** Opening Quoted passage block **

This is a pretty good essay, however, I would recommend that you take what you learned from Angela, who sounds absolutely fascinating, and apply it specifically to college/National Merit/whatever you're using this essay for. The last paragraph talks about the lesson learned in pretty general terms, it might be better if you applied it something specific.
OP ingenium 5 / 13  
Oct 4, 2010   #3
Hey!

Thanks for the response. I am slightly confused by what you mean when you say apply to national merit? For example, for UF prompt states to apply your experience to college, however the national merit prompt states to explain why it is meaningful for me, so I tried to keep it broad and in the context of change sin my life. Any clarification of what to apply it to would be appreciated. Also I did a revision so here is the better version

Read above
EF_Kevin 8 / 13053  
Oct 7, 2010   #4
Today was my first birthday party for Hospice

Can you give a sentence to explain a bit more what you mean? This part confused me.
I understand now, but I did not understand until I had read the whole essay.

"The Albanian throne was once mine". Angela, the patient, had once been part of the ruling family as the princess of Albania.---- wow, fascinating!!

At the time, the story was as chilly as the weather outside, and it still gives me goose bumps when I think about it. ---- this is a good simile, and I am impressed by your eloquence. I added a comm, though.

In debate, when arguing a case I can now anticipate rebuttals from the opponent and plan accordingly. --- excellent, it is especially good when you say something to geta rebuttal to which you can quickly respond by making an excellent point.

:-)
whomp123 6 / 36  
Dec 23, 2010   #5
I really like this essay.
I was curious for a little bg info on Angela though.

** Closing Quoted passage block **

Questions on the material
A. From the essay feedback thread, copy the passage that begins with the words "At the time, the" and ends with "a comm, though.".
B. Continue the essay feedback thread from where it stops.

** Opening Data extracts block **

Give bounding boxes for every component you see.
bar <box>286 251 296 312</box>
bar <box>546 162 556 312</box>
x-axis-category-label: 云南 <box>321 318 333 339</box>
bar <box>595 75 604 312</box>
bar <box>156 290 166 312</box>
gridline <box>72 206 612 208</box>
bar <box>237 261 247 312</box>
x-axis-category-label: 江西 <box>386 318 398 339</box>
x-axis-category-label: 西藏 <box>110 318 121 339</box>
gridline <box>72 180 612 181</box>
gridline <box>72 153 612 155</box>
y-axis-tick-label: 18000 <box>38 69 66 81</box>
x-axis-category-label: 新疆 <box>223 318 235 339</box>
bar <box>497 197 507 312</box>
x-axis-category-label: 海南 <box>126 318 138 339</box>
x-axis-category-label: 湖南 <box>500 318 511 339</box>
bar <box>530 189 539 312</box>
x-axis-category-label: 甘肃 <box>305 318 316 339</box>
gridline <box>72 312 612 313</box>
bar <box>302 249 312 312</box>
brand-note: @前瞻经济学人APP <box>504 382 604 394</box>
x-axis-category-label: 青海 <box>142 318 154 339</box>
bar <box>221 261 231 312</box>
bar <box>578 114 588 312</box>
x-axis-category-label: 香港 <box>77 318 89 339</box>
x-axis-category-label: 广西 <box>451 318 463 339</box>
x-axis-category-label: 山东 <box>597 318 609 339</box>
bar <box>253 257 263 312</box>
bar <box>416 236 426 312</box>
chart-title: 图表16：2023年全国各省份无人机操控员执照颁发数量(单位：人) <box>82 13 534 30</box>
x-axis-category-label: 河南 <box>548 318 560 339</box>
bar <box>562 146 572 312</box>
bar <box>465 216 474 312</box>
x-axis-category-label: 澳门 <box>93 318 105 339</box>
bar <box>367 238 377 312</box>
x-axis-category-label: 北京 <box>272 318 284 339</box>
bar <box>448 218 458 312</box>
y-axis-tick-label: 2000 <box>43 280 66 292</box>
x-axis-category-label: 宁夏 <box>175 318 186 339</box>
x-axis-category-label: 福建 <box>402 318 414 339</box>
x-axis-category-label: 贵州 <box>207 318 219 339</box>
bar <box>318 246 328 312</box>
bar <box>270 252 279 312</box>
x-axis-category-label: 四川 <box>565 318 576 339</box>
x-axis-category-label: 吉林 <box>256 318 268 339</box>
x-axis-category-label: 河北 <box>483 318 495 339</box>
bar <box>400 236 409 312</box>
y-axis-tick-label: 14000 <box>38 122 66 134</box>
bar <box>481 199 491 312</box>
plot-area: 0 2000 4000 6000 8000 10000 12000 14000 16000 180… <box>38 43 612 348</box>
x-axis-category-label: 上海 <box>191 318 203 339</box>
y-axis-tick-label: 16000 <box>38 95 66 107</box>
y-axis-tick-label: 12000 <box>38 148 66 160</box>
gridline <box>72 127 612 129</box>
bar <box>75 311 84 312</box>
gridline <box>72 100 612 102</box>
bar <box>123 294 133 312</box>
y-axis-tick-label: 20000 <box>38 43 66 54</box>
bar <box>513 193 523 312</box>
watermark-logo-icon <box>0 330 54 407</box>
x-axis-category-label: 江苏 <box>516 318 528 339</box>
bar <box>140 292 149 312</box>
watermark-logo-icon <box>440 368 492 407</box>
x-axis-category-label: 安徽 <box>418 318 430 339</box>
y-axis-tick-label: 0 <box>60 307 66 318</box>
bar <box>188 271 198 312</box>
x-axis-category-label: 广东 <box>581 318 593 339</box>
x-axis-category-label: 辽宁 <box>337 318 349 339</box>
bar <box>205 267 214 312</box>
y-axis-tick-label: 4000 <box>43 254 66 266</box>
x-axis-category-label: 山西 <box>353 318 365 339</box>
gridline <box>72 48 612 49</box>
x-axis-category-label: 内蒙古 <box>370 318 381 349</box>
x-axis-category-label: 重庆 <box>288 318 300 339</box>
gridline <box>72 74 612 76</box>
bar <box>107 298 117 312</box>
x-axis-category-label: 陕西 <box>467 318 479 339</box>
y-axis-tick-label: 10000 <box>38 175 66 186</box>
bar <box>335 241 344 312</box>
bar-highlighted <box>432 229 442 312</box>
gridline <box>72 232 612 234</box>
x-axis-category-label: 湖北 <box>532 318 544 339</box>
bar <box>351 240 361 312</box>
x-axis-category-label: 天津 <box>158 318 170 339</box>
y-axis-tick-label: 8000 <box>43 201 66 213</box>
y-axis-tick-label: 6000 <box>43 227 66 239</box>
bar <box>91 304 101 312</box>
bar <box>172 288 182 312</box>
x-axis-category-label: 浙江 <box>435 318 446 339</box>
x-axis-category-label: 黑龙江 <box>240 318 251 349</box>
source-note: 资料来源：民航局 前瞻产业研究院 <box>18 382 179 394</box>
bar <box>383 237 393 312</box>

** Closing Data extracts block **

Results
A.
At the time, the story was as chilly as the weather outside, and it still gives me goose bumps when I think about it. ---- this is a good simile, and I am impressed by your eloquence. I added a comm, though.

B.
At the beginning, I had a difficult time connecting with Angela and the pains that she had experienced in her childhood. Now, when I returned to volunteer, I related with her and the other patients and families on an entirely new level.

I also didnt understand why your uncle's death helped you connect with Angela.

Also, I don't know if this is a contradiction but:

The decision was difficult, but in the end I decided to sacrifice my comfort in order to gain patient experience. + my love of helping others.

Did you help because you wanted experience and then found a love for doing it?

It is a little unclear
OP ingenium 5 / 13  
Dec 23, 2010   #6
Thank you for all the responses!

Ironically I did have a bit of background written in, but I decided to take it out because it seemed to not have any direct connection to the story. Here is the background info, could you tell me if I should add it in before the paragraph beginning with "As I was helping"

She was forced to flee the country when the communists overthrew the government, and her family became political prisoners. In escaping, Angela was separated from her family and had not seen them in over sixty years; however, last year she was finally reunited with her brother.

Anymore suggestions would be much appreciated!